## TASK BRIEF
Copy out each line containing "Mouscron" from the entries below.

## DATA FOR THIS EXERCISE
________________________

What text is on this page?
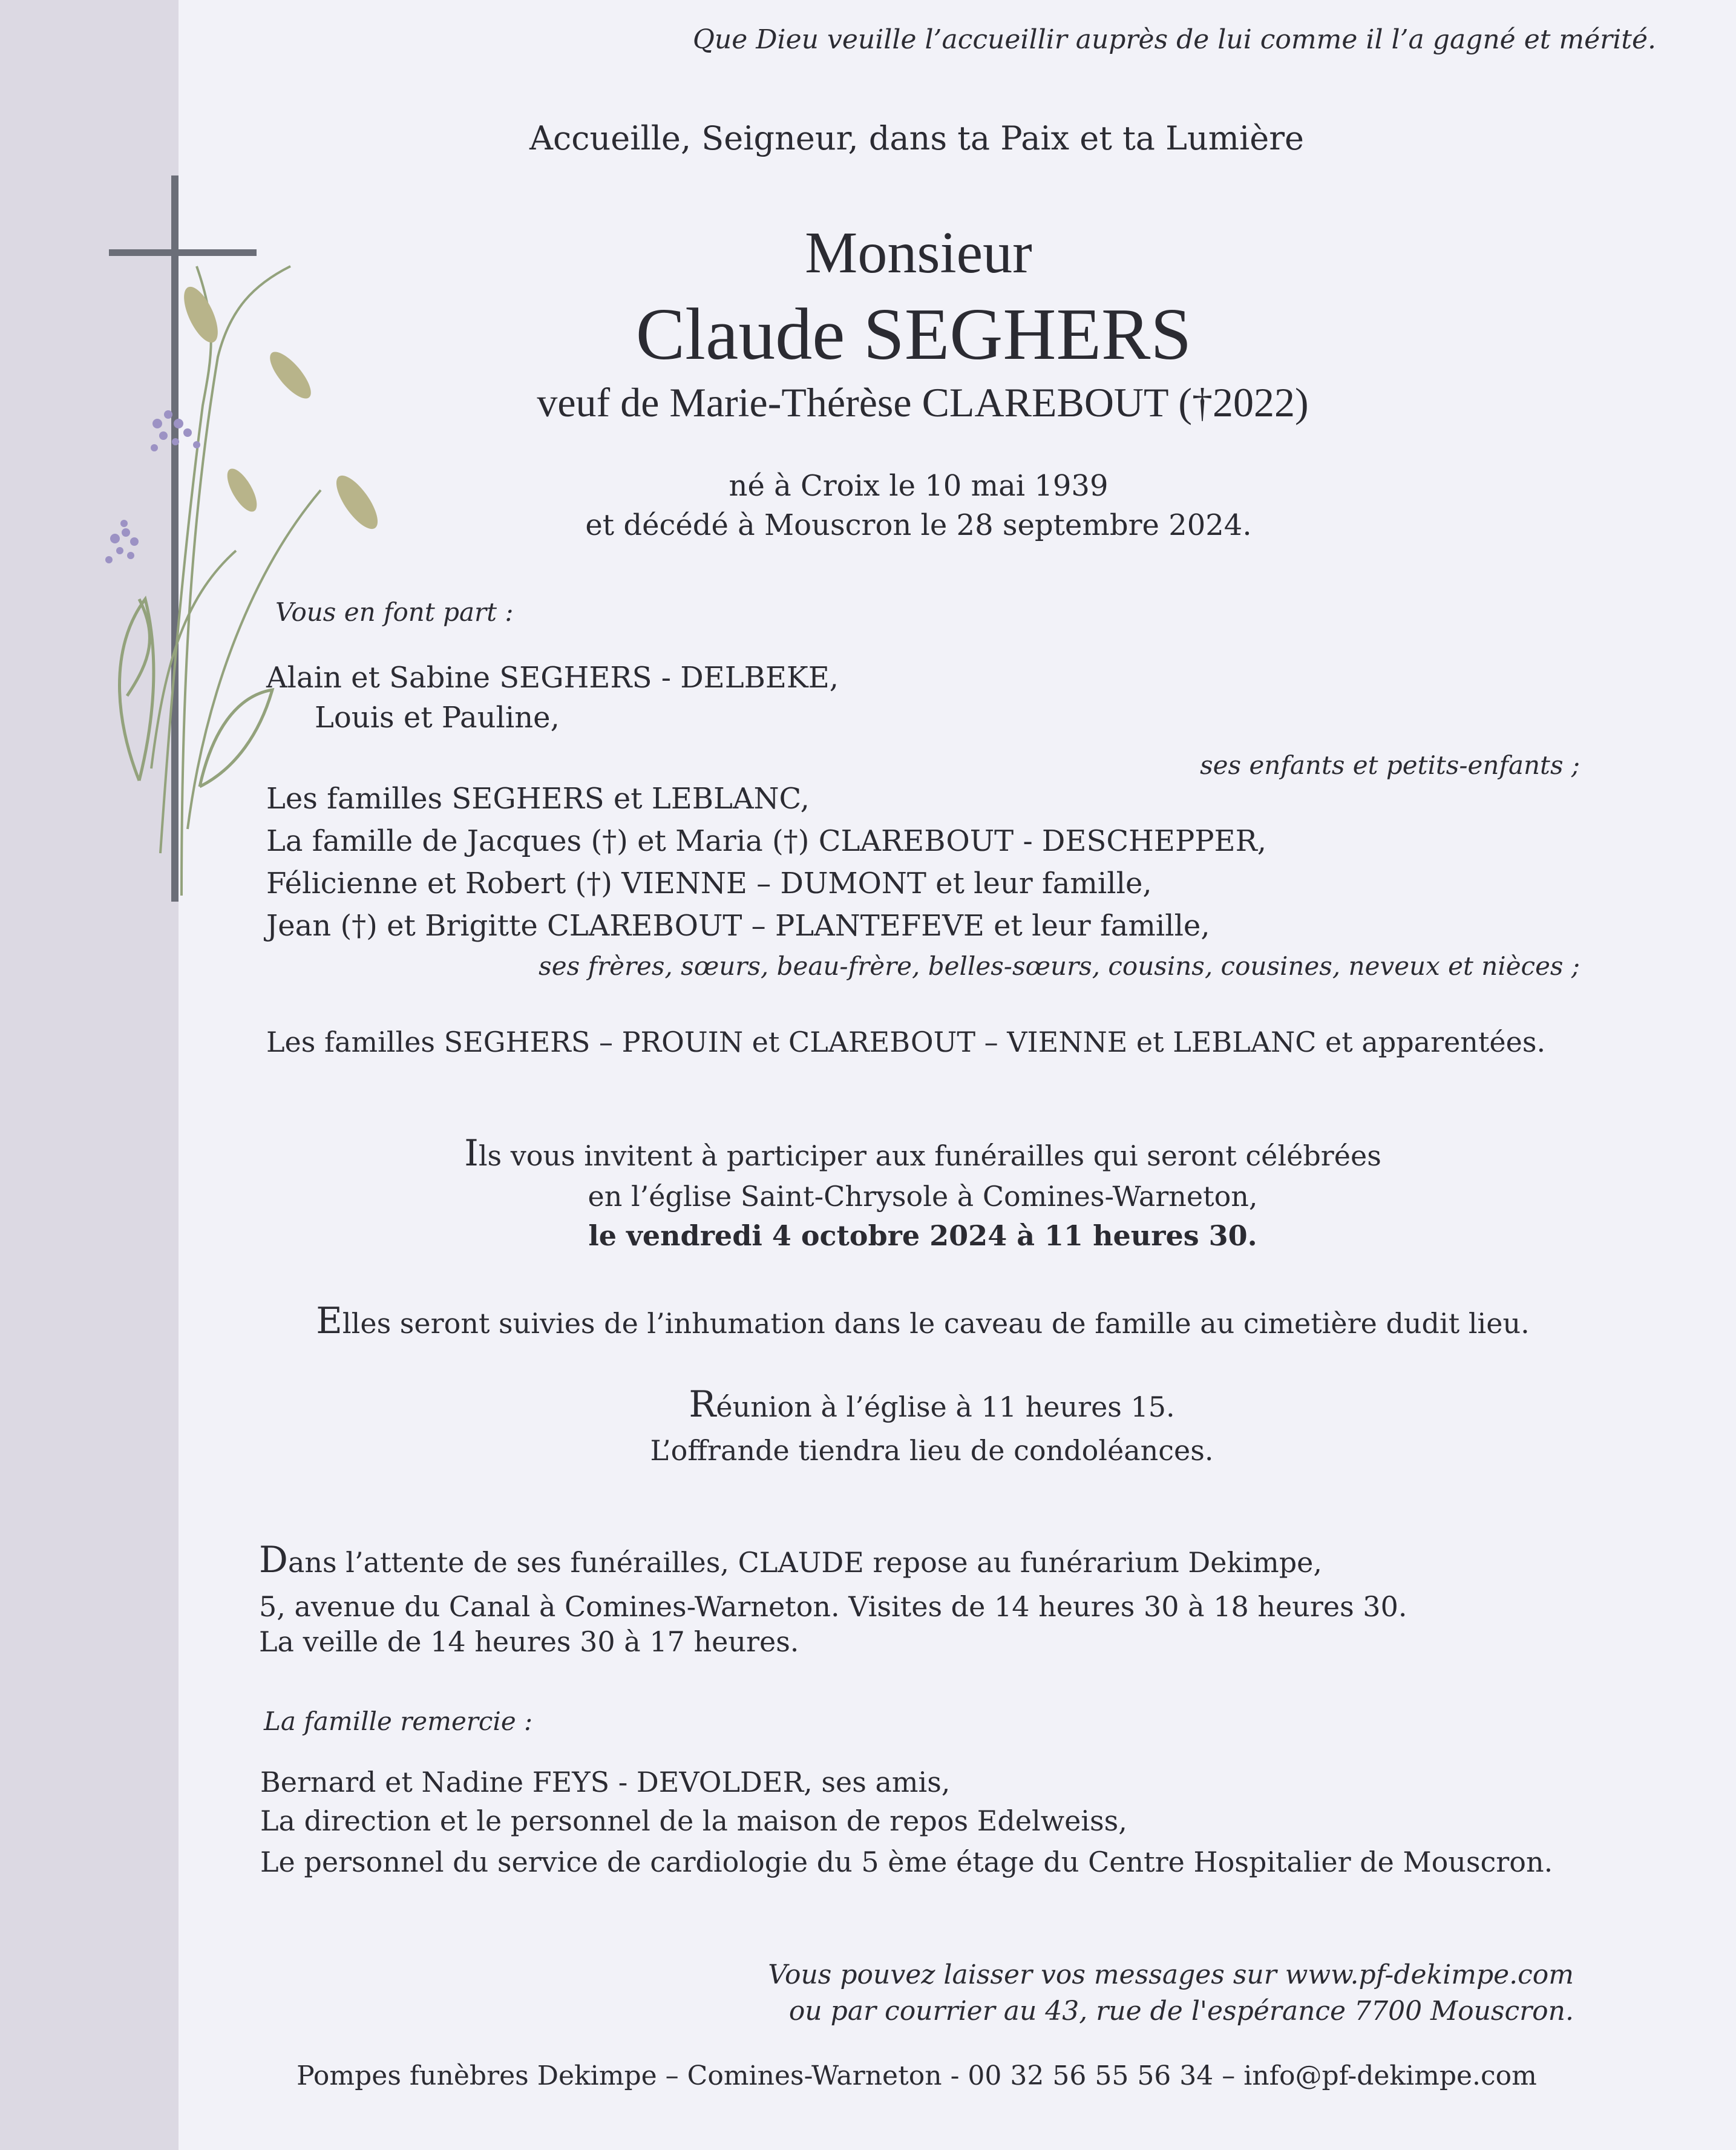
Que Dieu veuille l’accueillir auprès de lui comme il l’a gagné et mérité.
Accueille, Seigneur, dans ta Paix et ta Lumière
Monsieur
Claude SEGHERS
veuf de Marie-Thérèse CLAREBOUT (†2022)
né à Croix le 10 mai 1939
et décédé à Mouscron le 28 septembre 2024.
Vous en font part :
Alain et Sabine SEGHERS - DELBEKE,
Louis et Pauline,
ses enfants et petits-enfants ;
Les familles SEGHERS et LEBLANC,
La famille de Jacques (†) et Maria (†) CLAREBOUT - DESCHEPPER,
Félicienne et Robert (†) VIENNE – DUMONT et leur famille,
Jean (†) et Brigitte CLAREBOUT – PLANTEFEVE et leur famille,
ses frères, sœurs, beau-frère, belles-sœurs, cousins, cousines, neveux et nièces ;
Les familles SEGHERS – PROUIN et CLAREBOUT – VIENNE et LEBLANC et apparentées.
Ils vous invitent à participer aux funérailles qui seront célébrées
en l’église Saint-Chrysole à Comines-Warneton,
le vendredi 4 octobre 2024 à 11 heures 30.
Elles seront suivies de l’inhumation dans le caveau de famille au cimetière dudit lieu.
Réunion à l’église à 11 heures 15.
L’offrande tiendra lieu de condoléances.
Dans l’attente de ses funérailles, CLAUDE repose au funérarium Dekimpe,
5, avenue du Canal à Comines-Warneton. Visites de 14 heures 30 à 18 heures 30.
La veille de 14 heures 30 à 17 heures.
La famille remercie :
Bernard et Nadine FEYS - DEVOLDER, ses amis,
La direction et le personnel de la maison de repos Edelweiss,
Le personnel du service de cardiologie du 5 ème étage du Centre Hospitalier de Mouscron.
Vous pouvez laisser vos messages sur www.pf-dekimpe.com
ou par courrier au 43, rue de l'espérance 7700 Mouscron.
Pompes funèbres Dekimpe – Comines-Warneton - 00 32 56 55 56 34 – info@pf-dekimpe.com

________________________

## RESULT
et décédé à Mouscron le 28 septembre 2024.
Le personnel du service de cardiologie du 5 ème étage du Centre Hospitalier de Mouscron.
ou par courrier au 43, rue de l'espérance 7700 Mouscron.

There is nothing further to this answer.